### EXERCISE GOAL
Skip the images and return the records below exactly.

>> begin ENTRIES PROVIDED

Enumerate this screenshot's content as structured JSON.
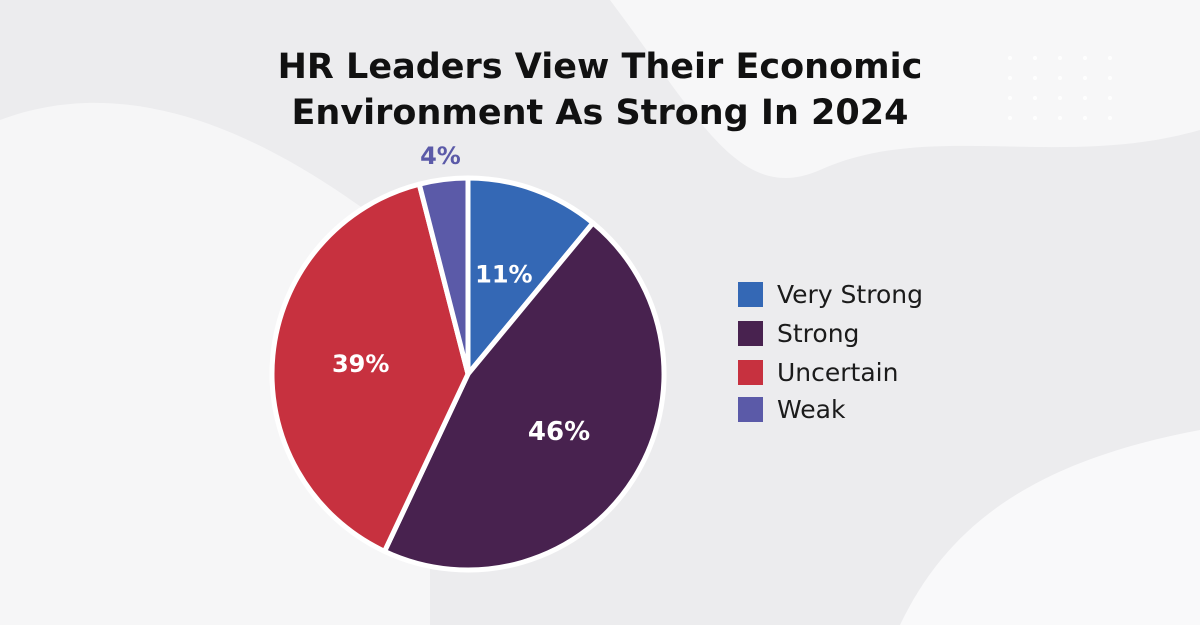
{
  "chart_data": {
    "type": "pie",
    "title": [
      "HR Leaders View Their Economic",
      "Environment As Strong In 2024"
    ],
    "slices": [
      {
        "label": "Very Strong",
        "value": 11,
        "display": "11%",
        "color": "#3468b5"
      },
      {
        "label": "Strong",
        "value": 46,
        "display": "46%",
        "color": "#48224f"
      },
      {
        "label": "Uncertain",
        "value": 39,
        "display": "39%",
        "color": "#c7313f"
      },
      {
        "label": "Weak",
        "value": 4,
        "display": "4%",
        "color": "#5b5aa8"
      }
    ],
    "legend_position": "right"
  }
}
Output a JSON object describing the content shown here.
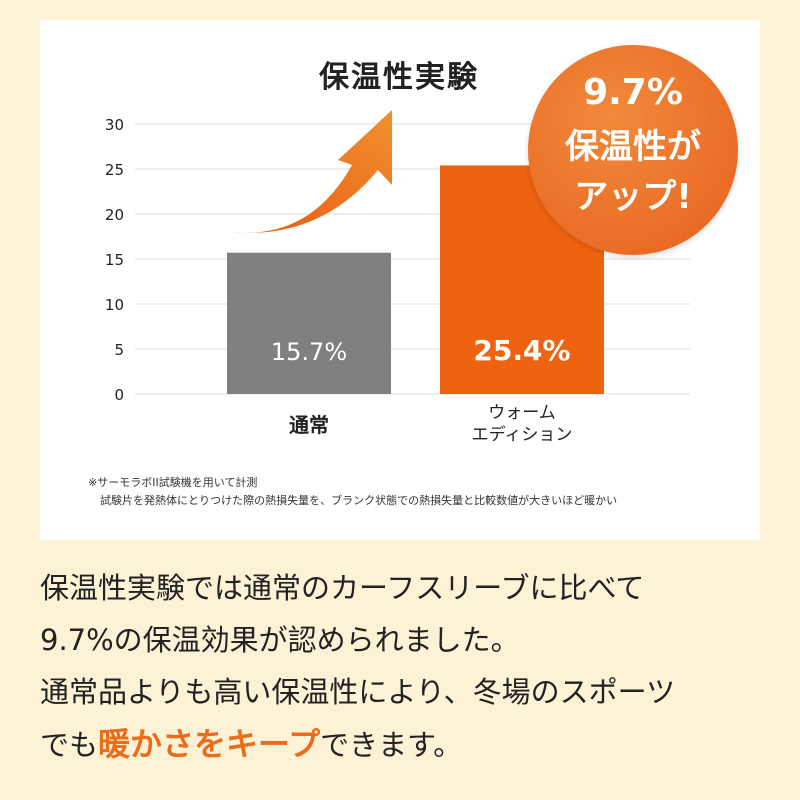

>> end ENTRIES PROVIDED

### SOLUTION FOR THIS TASK
Enumerate this screenshot's content as structured JSON.
{
  "chart_data": {
    "type": "pie",
    "title": [
      "HR Leaders View Their Economic",
      "Environment As Strong In 2024"
    ],
    "slices": [
      {
        "label": "Very Strong",
        "value": 11,
        "display": "11%",
        "color": "#3468b5"
      },
      {
        "label": "Strong",
        "value": 46,
        "display": "46%",
        "color": "#48224f"
      },
      {
        "label": "Uncertain",
        "value": 39,
        "display": "39%",
        "color": "#c7313f"
      },
      {
        "label": "Weak",
        "value": 4,
        "display": "4%",
        "color": "#5b5aa8"
      }
    ],
    "legend_position": "right"
  }
}
Output a JSON object describing the content shown here.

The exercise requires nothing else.